Your goal. Gather all lines from the material that contain the word "time".

Record excerpts.
☆ ☆ ☆ ☆
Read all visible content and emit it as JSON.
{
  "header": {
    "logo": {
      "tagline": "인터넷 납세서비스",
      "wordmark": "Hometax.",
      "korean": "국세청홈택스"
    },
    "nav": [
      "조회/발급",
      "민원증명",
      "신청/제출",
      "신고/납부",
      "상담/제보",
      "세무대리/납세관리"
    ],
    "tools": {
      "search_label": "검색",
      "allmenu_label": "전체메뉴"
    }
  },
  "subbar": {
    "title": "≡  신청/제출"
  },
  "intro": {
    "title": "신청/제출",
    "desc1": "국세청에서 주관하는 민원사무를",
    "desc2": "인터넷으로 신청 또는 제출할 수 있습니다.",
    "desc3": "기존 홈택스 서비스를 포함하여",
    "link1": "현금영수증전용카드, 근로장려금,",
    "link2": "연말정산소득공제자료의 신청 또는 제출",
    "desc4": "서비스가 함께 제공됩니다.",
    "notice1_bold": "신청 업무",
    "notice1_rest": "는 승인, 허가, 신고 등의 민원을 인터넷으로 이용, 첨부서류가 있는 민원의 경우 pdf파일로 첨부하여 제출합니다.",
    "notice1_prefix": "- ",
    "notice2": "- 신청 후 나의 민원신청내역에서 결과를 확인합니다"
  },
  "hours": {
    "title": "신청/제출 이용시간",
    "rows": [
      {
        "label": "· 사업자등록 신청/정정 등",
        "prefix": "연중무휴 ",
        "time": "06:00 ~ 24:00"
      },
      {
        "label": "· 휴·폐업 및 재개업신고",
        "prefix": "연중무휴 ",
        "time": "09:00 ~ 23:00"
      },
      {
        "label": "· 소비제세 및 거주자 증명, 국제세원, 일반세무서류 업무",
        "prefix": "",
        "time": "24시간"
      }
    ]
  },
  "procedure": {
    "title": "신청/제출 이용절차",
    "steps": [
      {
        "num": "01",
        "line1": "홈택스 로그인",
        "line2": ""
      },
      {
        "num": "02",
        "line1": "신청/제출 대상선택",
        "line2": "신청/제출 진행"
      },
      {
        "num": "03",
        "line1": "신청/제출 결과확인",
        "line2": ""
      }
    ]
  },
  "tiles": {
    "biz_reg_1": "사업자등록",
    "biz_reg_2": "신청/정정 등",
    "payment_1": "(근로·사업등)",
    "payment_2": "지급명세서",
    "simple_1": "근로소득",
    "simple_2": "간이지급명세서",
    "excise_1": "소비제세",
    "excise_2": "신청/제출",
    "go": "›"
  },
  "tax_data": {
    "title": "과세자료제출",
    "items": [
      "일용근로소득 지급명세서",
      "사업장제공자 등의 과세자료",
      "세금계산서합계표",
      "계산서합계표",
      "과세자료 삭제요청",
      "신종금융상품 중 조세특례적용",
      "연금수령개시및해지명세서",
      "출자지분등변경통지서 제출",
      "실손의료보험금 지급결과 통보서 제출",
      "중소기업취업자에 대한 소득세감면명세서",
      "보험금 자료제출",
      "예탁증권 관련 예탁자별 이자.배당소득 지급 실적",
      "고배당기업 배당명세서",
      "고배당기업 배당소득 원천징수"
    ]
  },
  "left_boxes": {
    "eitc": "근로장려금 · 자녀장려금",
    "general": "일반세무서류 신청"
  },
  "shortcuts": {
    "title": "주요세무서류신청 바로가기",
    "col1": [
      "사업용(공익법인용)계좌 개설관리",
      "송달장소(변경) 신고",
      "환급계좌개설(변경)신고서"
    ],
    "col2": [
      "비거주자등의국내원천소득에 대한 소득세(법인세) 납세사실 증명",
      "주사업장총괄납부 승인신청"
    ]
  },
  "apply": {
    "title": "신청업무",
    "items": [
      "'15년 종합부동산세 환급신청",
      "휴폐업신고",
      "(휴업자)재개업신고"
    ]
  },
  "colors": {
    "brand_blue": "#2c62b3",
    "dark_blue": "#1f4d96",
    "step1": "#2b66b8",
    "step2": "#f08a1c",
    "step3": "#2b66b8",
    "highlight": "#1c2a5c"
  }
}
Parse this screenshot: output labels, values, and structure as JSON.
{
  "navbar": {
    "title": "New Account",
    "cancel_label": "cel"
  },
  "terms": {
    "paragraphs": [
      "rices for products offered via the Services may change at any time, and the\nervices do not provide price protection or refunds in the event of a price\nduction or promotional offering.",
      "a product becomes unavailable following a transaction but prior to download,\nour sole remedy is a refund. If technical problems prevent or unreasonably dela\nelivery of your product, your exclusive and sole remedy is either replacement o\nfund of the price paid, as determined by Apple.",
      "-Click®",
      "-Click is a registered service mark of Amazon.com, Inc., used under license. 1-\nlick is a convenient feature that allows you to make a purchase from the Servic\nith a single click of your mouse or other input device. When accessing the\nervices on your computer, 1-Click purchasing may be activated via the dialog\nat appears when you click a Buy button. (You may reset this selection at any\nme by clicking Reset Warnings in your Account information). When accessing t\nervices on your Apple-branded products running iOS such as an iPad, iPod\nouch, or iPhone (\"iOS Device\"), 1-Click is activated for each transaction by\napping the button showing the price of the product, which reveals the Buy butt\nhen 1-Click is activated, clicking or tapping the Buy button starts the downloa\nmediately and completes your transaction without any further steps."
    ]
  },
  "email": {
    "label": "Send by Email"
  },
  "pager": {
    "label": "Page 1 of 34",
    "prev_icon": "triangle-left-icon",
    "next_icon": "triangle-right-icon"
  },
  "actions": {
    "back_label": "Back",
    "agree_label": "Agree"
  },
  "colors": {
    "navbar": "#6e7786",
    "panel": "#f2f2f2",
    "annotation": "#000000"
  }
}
☆ ☆ ☆ ☆
Problem solution.
        "time": "06:00 ~ 24:00"
        "time": "09:00 ~ 23:00"
        "time": "24시간"
      "rices for products offered via the Services may change at any time, and the\nervices do not provide price protection or refunds in the event of a price\nduction or promotional offering.",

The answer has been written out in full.